| GIVEN INSTRUCTION |
Every line below that contains "legal" is to be copied.

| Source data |
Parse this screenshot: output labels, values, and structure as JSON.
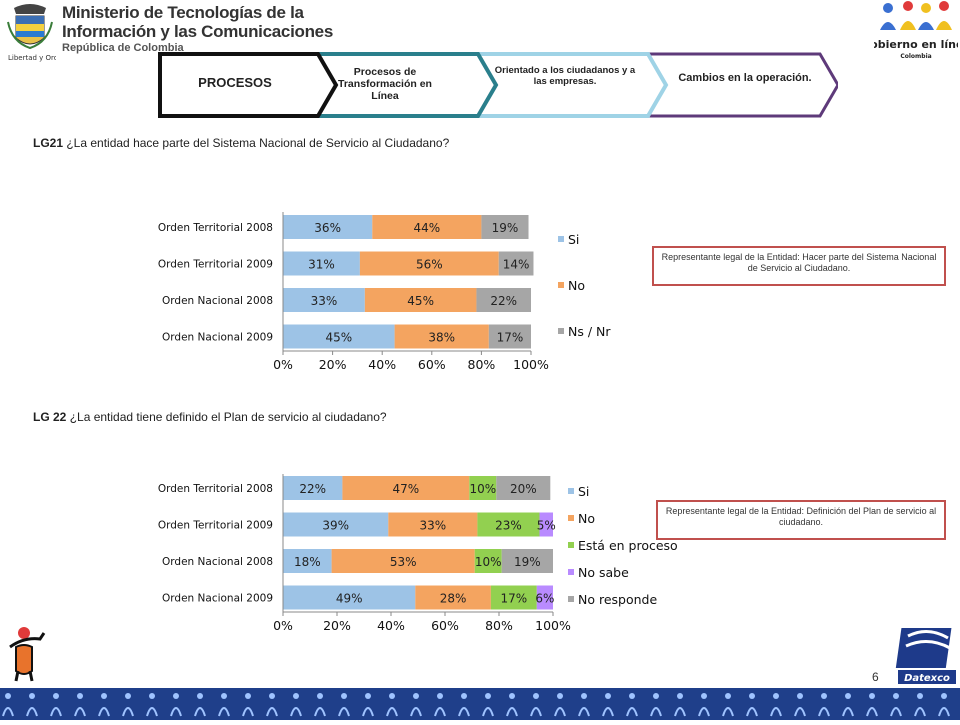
{
  "header": {
    "ministry_line1": "Ministerio de Tecnologías de la",
    "ministry_line2": "Información y las Comunicaciones",
    "ministry_line3": "República de Colombia",
    "motto": "Libertad y Orden",
    "right_logo_line1": "Gobierno en línea",
    "right_logo_line2": "Colombia"
  },
  "flow": {
    "steps": [
      {
        "label": "PROCESOS"
      },
      {
        "label": "Procesos de Transformación en Línea"
      },
      {
        "label": "Orientado a los ciudadanos y a las empresas."
      },
      {
        "label": "Cambios en la operación."
      }
    ]
  },
  "q1": {
    "code": "LG21",
    "text": " ¿La entidad hace parte del Sistema Nacional de Servicio al Ciudadano?",
    "note": "Representante legal de la Entidad: Hacer parte del Sistema Nacional de Servicio al Ciudadano."
  },
  "q2": {
    "code": "LG 22",
    "text": " ¿La entidad tiene definido el Plan de servicio al ciudadano?",
    "note": "Representante legal de la Entidad: Definición del Plan de servicio al ciudadano."
  },
  "chart_data": [
    {
      "type": "bar",
      "orientation": "horizontal",
      "stacked": true,
      "categories": [
        "Orden Territorial 2008",
        "Orden Territorial 2009",
        "Orden Nacional 2008",
        "Orden Nacional 2009"
      ],
      "series": [
        {
          "name": "Si",
          "color": "#9dc3e6",
          "values": [
            36,
            31,
            33,
            45
          ]
        },
        {
          "name": "No",
          "color": "#f4a460",
          "values": [
            44,
            56,
            45,
            38
          ]
        },
        {
          "name": "Ns / Nr",
          "color": "#a6a6a6",
          "values": [
            19,
            14,
            22,
            17
          ]
        }
      ],
      "xticks": [
        "0%",
        "20%",
        "40%",
        "60%",
        "80%",
        "100%"
      ],
      "xlim": [
        0,
        100
      ],
      "legend": "right"
    },
    {
      "type": "bar",
      "orientation": "horizontal",
      "stacked": true,
      "categories": [
        "Orden Territorial 2008",
        "Orden Territorial 2009",
        "Orden Nacional 2008",
        "Orden Nacional 2009"
      ],
      "series": [
        {
          "name": "Si",
          "color": "#9dc3e6",
          "values": [
            22,
            39,
            18,
            49
          ]
        },
        {
          "name": "No",
          "color": "#f4a460",
          "values": [
            47,
            33,
            53,
            28
          ]
        },
        {
          "name": "Está en proceso",
          "color": "#92d050",
          "values": [
            10,
            23,
            10,
            17
          ]
        },
        {
          "name": "No sabe",
          "color": "#b98bff",
          "values": [
            null,
            5,
            null,
            6
          ]
        },
        {
          "name": "No responde",
          "color": "#a6a6a6",
          "values": [
            20,
            null,
            19,
            null
          ]
        }
      ],
      "xticks": [
        "0%",
        "20%",
        "40%",
        "60%",
        "80%",
        "100%"
      ],
      "xlim": [
        0,
        100
      ],
      "legend": "right"
    }
  ],
  "page": {
    "number": "6",
    "footer_logo": "Datexco"
  }
}
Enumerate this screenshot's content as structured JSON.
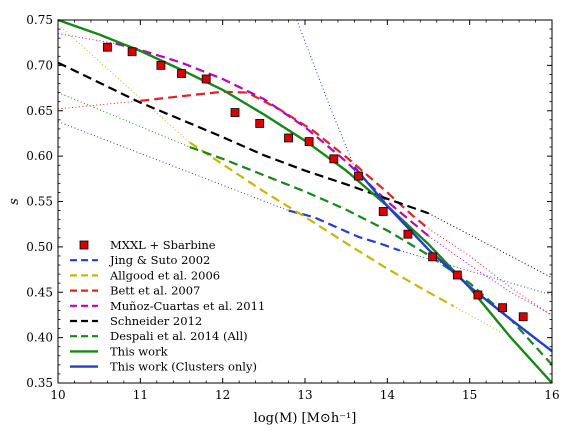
{
  "chart_data": {
    "type": "line",
    "title": "",
    "xlabel": "log(M) [M⊙h⁻¹]",
    "ylabel": "s",
    "xlim": [
      10,
      16
    ],
    "ylim": [
      0.35,
      0.75
    ],
    "xticks": [
      "10",
      "11",
      "12",
      "13",
      "14",
      "15",
      "16"
    ],
    "yticks": [
      "0.35",
      "0.40",
      "0.45",
      "0.50",
      "0.55",
      "0.60",
      "0.65",
      "0.70",
      "0.75"
    ],
    "grid": false,
    "legend_position": "bottom-left",
    "scatter": {
      "name": "MXXL + Sbarbine",
      "color": "#dd0000",
      "x": [
        10.6,
        10.9,
        11.25,
        11.5,
        11.8,
        12.15,
        12.45,
        12.8,
        13.05,
        13.35,
        13.65,
        13.95,
        14.25,
        14.55,
        14.85,
        15.1,
        15.4,
        15.65
      ],
      "y": [
        0.72,
        0.715,
        0.7,
        0.691,
        0.685,
        0.648,
        0.636,
        0.62,
        0.616,
        0.597,
        0.578,
        0.539,
        0.514,
        0.489,
        0.469,
        0.447,
        0.433,
        0.423
      ]
    },
    "series": [
      {
        "name": "Jing & Suto 2002",
        "color": "#1f3fd8",
        "style": "dashed",
        "x": [
          12.8,
          13.1,
          13.4,
          13.65,
          13.9,
          14.15
        ],
        "y": [
          0.54,
          0.533,
          0.521,
          0.511,
          0.504,
          0.496
        ]
      },
      {
        "name": "Allgood et al. 2006",
        "color": "#c9b800",
        "style": "dashed",
        "x": [
          11.6,
          12.0,
          12.5,
          13.0,
          13.5,
          14.0,
          14.4,
          14.8
        ],
        "y": [
          0.615,
          0.591,
          0.561,
          0.533,
          0.504,
          0.476,
          0.455,
          0.435
        ]
      },
      {
        "name": "Bett et al. 2007",
        "color": "#e82020",
        "style": "dashed",
        "x": [
          11.0,
          11.5,
          12.0,
          12.3,
          12.7,
          13.1,
          13.5,
          14.0,
          14.3,
          14.5
        ],
        "y": [
          0.661,
          0.666,
          0.671,
          0.67,
          0.651,
          0.628,
          0.599,
          0.56,
          0.535,
          0.52
        ]
      },
      {
        "name": "Muñoz-Cuartas et al. 2011",
        "color": "#c000c0",
        "style": "dashed",
        "x": [
          10.7,
          11.0,
          11.5,
          12.0,
          12.5,
          13.0,
          13.5,
          14.0,
          14.5
        ],
        "y": [
          0.724,
          0.717,
          0.703,
          0.685,
          0.663,
          0.632,
          0.594,
          0.55,
          0.512
        ]
      },
      {
        "name": "Schneider 2012",
        "color": "#000000",
        "style": "dashed",
        "x": [
          10.0,
          10.5,
          11.0,
          11.5,
          12.0,
          12.5,
          13.0,
          13.5,
          14.0,
          14.5
        ],
        "y": [
          0.703,
          0.681,
          0.659,
          0.64,
          0.621,
          0.601,
          0.584,
          0.569,
          0.553,
          0.537
        ]
      },
      {
        "name": "Despali et al. 2014 (All)",
        "color": "#138a13",
        "style": "dashed",
        "x": [
          11.6,
          12.0,
          12.5,
          13.0,
          13.5,
          14.0,
          14.5,
          15.0,
          15.5,
          16.0
        ],
        "y": [
          0.61,
          0.597,
          0.579,
          0.561,
          0.541,
          0.518,
          0.491,
          0.46,
          0.42,
          0.37
        ]
      },
      {
        "name": "This work",
        "color": "#138a13",
        "style": "solid",
        "x": [
          10.0,
          10.5,
          11.0,
          11.5,
          12.0,
          12.5,
          13.0,
          13.5,
          14.0,
          14.5,
          15.0,
          15.5,
          16.0
        ],
        "y": [
          0.75,
          0.734,
          0.716,
          0.695,
          0.673,
          0.646,
          0.617,
          0.584,
          0.545,
          0.503,
          0.455,
          0.4,
          0.35
        ]
      },
      {
        "name": "This work (Clusters only)",
        "color": "#1f3fd8",
        "style": "solid",
        "x": [
          13.6,
          14.0,
          14.5,
          15.0,
          15.5,
          16.0
        ],
        "y": [
          0.588,
          0.545,
          0.497,
          0.456,
          0.42,
          0.385
        ]
      }
    ],
    "extrapolations": [
      {
        "color": "#1f3fd8",
        "x": [
          10.0,
          12.8
        ],
        "y": [
          0.638,
          0.54
        ]
      },
      {
        "color": "#c9b800",
        "x": [
          10.0,
          11.6
        ],
        "y": [
          0.745,
          0.615
        ]
      },
      {
        "color": "#e82020",
        "x": [
          10.0,
          11.0
        ],
        "y": [
          0.652,
          0.661
        ]
      },
      {
        "color": "#c000c0",
        "x": [
          10.0,
          10.7
        ],
        "y": [
          0.735,
          0.724
        ]
      },
      {
        "color": "#138a13",
        "x": [
          10.0,
          11.6
        ],
        "y": [
          0.67,
          0.61
        ]
      },
      {
        "color": "#1f3fd8",
        "x": [
          14.15,
          16.0
        ],
        "y": [
          0.496,
          0.447
        ]
      },
      {
        "color": "#c9b800",
        "x": [
          14.8,
          15.4
        ],
        "y": [
          0.435,
          0.405
        ]
      },
      {
        "color": "#e82020",
        "x": [
          14.5,
          15.0,
          15.5,
          16.0
        ],
        "y": [
          0.52,
          0.49,
          0.455,
          0.424
        ]
      },
      {
        "color": "#c000c0",
        "x": [
          14.5,
          15.0,
          15.5,
          16.0
        ],
        "y": [
          0.512,
          0.48,
          0.45,
          0.425
        ]
      },
      {
        "color": "#000000",
        "x": [
          14.5,
          16.0
        ],
        "y": [
          0.537,
          0.466
        ]
      },
      {
        "color": "#1f3fd8",
        "x": [
          12.9,
          13.3,
          13.6
        ],
        "y": [
          0.75,
          0.655,
          0.588
        ]
      }
    ]
  }
}
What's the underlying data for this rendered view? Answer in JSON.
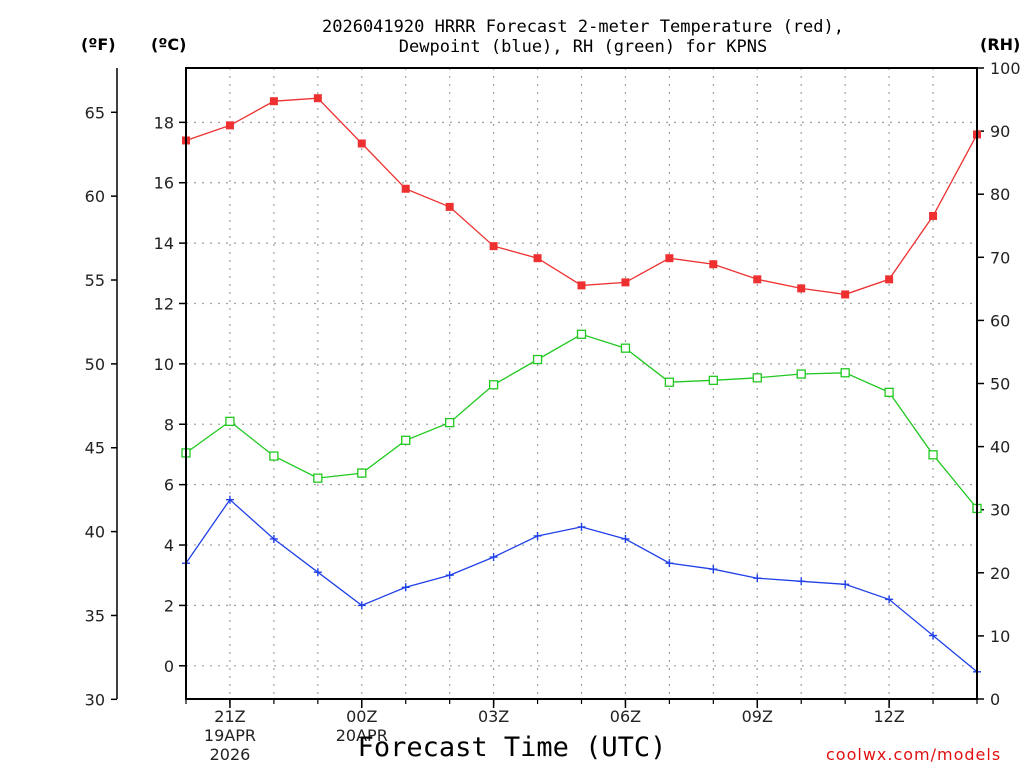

| RESULT FOR THIS TASK |
    "note": "Representante legal de la Entidad: Hacer parte del Sistema Nacional de Servicio al Ciudadano."
    "note": "Representante legal de la Entidad: Definición del Plan de servicio al ciudadano."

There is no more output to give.